(Records from a data source)
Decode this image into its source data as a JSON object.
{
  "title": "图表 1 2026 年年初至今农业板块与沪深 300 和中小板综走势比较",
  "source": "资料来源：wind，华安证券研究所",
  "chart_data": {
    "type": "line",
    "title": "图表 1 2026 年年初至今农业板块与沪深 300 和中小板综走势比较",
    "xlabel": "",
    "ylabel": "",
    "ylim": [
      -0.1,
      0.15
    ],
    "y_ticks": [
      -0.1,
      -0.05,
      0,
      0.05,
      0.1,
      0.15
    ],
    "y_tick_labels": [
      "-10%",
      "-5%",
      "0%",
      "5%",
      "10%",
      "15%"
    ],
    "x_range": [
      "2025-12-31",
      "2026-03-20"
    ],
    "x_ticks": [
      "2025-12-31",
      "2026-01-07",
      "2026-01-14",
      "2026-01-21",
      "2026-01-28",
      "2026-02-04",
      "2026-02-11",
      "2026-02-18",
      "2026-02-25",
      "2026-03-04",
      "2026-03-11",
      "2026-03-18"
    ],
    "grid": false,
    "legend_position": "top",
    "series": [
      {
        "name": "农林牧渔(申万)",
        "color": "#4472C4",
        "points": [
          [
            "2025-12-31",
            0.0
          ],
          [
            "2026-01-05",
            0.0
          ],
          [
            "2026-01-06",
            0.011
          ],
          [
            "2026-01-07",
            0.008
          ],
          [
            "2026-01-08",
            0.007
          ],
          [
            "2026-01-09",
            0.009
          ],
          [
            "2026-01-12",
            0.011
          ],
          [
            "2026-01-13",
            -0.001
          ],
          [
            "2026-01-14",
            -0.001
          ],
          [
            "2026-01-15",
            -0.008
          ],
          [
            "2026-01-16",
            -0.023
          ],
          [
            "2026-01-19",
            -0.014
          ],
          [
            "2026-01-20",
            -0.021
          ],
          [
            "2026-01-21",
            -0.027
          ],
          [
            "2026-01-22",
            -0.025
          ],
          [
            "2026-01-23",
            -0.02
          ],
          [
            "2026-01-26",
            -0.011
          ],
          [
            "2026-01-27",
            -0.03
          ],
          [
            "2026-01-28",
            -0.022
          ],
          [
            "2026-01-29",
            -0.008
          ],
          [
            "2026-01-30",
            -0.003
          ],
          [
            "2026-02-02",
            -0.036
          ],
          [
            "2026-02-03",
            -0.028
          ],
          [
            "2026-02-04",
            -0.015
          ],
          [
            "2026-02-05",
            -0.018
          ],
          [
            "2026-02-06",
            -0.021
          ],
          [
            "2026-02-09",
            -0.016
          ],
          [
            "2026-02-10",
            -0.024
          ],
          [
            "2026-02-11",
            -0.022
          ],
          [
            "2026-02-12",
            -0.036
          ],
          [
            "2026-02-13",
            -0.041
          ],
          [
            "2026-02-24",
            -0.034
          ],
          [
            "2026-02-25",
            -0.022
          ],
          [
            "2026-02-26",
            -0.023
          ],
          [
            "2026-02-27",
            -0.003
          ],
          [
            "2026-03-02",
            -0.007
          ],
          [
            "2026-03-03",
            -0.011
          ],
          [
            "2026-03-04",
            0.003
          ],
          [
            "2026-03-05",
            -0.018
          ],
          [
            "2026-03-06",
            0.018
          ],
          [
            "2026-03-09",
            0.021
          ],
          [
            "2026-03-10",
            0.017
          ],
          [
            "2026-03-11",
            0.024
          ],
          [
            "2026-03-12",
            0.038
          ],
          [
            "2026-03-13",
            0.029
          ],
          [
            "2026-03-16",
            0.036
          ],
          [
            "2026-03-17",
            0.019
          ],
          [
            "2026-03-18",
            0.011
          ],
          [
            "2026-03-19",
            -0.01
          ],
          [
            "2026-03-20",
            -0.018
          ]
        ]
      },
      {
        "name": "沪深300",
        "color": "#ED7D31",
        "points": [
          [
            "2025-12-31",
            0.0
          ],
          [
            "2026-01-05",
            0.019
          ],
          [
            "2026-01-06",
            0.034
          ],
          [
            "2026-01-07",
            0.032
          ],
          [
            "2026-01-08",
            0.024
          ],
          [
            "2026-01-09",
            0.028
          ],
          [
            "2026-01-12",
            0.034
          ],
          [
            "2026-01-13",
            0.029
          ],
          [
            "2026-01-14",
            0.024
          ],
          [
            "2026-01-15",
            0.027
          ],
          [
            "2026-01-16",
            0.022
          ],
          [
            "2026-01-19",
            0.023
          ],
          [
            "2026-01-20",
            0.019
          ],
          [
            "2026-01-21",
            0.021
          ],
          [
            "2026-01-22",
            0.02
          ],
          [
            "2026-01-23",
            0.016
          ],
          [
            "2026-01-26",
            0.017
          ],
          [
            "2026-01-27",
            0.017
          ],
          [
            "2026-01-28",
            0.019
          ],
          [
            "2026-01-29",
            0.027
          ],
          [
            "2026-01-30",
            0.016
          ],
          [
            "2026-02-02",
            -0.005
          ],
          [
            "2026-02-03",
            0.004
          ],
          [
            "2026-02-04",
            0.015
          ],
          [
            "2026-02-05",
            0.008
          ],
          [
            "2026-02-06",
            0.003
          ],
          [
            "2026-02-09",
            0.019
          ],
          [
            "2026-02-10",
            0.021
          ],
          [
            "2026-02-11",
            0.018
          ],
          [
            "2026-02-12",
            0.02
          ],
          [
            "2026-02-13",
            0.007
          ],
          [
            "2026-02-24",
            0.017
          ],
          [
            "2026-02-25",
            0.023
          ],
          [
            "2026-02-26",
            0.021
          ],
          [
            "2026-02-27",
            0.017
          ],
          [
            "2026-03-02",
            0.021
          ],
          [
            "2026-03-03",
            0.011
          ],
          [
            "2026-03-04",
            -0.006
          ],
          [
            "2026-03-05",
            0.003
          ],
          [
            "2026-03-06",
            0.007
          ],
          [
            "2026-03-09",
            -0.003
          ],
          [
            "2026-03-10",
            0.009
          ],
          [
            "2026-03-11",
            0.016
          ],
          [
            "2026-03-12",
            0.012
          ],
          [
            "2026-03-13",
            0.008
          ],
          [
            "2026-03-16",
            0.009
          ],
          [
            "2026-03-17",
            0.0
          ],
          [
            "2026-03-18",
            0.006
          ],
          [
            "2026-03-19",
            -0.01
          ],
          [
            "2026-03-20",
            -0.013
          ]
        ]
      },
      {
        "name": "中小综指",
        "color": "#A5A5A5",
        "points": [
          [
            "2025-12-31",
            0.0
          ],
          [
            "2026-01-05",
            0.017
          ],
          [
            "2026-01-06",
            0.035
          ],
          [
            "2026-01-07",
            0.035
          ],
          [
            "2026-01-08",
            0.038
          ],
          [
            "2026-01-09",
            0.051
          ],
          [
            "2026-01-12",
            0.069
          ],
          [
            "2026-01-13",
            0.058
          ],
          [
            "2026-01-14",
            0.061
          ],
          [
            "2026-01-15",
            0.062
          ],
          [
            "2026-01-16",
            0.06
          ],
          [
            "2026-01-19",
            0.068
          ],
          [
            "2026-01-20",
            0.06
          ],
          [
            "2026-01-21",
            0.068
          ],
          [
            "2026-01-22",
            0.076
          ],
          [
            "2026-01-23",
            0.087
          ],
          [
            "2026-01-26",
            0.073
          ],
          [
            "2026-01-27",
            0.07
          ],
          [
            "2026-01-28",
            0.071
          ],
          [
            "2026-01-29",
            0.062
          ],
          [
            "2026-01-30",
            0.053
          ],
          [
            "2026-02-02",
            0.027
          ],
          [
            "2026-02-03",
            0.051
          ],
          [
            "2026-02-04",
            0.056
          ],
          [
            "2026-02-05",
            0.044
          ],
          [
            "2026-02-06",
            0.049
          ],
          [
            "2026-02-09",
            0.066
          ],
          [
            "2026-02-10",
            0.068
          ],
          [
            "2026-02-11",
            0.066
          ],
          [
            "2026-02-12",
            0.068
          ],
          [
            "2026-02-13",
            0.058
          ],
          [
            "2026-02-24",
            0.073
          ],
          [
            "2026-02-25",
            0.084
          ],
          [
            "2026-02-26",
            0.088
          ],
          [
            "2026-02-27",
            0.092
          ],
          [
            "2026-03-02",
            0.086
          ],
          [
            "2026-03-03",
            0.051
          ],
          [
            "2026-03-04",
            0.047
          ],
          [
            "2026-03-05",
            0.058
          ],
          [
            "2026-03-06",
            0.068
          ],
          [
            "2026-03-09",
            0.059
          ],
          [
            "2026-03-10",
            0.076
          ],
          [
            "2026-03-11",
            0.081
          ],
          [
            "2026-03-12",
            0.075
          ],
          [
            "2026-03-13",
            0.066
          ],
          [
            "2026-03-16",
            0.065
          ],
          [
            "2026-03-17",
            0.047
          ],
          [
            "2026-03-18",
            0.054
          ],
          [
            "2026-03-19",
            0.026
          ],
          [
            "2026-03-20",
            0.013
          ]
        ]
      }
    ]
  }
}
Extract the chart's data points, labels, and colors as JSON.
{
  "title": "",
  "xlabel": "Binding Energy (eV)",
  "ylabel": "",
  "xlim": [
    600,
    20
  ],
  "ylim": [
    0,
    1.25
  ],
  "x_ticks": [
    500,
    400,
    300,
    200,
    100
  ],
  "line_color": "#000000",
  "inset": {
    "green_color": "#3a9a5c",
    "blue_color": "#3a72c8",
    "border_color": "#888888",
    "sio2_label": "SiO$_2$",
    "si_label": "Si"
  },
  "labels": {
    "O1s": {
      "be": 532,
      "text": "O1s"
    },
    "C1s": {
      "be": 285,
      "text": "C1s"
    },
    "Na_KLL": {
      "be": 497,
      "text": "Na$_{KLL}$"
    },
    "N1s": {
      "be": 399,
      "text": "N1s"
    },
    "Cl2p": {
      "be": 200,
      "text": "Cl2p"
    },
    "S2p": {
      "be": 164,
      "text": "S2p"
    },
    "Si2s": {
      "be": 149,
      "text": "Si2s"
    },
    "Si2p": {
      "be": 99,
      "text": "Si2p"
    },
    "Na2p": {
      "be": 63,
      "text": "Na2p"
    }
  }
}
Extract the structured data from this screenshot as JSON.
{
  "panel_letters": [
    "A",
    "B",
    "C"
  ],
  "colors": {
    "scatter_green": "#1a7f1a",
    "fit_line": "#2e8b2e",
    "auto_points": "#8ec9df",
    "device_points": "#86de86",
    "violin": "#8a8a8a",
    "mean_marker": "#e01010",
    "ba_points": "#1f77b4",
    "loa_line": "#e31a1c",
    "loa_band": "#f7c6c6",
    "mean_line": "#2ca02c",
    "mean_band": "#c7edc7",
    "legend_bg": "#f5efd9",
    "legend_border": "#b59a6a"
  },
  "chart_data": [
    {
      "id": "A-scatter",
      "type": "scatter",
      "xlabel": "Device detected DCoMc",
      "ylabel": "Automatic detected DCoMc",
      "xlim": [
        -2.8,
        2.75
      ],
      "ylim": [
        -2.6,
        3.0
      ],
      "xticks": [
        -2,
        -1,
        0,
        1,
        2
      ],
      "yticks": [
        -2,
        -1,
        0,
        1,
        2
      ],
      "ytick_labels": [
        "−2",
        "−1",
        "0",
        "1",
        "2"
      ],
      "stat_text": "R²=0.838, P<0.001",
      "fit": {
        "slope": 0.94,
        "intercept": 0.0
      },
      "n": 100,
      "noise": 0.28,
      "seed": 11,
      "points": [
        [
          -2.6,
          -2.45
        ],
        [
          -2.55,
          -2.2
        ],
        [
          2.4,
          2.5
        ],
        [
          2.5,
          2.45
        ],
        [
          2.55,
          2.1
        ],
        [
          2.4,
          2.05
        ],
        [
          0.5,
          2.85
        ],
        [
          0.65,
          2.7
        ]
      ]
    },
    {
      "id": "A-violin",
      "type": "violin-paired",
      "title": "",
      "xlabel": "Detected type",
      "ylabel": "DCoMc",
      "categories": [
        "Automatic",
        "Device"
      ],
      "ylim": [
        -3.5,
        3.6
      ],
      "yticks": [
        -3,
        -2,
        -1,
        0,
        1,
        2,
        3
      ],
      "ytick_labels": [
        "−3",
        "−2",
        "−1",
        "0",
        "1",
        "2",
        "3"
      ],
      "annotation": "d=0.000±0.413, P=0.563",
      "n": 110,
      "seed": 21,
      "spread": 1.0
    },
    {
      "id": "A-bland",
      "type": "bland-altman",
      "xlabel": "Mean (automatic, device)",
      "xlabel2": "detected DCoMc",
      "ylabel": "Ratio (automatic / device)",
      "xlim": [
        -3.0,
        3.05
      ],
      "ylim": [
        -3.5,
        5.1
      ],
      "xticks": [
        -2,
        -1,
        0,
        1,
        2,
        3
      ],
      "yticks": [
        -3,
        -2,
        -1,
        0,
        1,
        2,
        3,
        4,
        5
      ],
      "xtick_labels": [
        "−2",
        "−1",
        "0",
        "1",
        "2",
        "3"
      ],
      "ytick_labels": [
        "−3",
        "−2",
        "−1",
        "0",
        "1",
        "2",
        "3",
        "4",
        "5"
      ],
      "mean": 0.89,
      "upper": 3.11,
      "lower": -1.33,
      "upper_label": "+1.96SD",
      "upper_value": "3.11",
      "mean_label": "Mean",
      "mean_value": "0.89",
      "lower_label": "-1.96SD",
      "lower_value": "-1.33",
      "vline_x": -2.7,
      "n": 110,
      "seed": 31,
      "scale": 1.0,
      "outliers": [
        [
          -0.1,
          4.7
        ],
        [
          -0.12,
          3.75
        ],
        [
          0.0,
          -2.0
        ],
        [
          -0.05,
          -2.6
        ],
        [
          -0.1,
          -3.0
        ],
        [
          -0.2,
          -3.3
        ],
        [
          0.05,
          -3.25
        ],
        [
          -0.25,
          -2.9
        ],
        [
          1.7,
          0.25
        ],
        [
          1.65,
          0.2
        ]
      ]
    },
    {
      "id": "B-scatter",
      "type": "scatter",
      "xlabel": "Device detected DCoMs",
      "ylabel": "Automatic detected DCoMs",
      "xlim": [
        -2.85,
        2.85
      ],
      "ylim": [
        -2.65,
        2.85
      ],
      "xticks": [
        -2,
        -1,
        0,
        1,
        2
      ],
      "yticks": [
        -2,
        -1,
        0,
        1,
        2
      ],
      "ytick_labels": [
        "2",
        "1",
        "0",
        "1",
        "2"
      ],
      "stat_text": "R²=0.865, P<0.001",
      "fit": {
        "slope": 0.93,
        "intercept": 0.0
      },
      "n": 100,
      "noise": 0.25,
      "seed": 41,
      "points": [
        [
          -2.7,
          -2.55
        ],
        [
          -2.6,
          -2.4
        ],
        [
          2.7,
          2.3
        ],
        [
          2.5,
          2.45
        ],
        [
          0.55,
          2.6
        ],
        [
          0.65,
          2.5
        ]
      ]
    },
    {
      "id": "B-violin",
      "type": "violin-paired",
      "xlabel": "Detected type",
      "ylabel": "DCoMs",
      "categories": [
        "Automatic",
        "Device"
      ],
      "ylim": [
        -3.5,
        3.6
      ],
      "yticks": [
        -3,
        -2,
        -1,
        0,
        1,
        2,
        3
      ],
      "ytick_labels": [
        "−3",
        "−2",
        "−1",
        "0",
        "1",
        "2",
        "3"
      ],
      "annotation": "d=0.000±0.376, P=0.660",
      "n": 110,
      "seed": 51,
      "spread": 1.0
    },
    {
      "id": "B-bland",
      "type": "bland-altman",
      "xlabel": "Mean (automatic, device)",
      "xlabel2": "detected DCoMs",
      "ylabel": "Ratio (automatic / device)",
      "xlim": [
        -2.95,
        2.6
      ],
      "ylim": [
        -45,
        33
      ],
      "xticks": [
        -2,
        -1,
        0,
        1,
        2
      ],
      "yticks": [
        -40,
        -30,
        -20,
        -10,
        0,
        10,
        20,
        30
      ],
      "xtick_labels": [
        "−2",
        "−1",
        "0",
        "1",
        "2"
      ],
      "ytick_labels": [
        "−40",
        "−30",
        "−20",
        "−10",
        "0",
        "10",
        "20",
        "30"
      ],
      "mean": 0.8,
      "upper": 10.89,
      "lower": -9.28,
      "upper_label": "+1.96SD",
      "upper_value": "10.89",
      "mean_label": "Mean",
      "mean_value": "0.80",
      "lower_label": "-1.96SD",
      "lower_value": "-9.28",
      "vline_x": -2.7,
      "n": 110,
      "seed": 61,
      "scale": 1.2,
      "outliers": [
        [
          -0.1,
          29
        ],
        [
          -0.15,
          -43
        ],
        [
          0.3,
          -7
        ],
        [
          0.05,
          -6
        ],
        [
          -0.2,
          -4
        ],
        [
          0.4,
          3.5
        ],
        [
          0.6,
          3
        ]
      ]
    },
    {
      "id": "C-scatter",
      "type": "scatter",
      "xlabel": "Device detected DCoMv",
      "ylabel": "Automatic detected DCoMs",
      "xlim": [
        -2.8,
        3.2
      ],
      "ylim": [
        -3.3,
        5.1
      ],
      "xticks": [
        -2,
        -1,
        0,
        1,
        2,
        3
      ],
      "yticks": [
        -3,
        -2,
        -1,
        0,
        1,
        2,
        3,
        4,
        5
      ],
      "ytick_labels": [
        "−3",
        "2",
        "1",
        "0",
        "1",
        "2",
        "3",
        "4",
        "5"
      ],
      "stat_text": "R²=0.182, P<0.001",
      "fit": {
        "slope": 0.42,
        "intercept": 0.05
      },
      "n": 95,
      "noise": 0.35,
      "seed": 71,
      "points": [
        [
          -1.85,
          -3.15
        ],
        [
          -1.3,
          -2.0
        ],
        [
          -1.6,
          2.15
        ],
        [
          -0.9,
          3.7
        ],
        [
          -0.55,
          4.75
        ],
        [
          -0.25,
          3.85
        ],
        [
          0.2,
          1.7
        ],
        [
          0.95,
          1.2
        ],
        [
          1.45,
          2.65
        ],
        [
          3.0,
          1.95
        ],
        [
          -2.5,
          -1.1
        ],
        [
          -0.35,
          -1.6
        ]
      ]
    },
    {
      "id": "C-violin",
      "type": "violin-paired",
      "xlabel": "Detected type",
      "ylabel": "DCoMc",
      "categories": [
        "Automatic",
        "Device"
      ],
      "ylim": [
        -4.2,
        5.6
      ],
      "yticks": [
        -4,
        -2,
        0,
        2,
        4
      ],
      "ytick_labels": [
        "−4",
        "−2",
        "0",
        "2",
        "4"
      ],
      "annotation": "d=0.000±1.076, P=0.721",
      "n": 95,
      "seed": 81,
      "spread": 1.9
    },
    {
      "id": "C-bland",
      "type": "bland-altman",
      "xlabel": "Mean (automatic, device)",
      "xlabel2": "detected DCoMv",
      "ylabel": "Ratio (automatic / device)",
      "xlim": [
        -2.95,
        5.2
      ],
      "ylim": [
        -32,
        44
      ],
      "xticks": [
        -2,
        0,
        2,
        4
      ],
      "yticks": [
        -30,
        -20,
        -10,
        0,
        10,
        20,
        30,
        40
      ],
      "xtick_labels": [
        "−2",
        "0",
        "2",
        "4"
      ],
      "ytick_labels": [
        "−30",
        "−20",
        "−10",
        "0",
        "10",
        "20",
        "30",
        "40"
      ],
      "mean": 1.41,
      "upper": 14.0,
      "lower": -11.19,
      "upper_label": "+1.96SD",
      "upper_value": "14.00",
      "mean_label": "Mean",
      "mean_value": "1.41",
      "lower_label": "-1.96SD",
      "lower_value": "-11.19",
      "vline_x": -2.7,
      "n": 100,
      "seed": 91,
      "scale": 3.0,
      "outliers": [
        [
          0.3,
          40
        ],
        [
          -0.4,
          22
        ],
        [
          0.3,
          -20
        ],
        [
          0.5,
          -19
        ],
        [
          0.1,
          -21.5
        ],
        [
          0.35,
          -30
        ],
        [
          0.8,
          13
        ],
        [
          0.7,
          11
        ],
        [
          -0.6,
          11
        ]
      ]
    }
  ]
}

== Job ==
Report only the number of lines in the data above that contain "JSON".

== Exercise response ==
3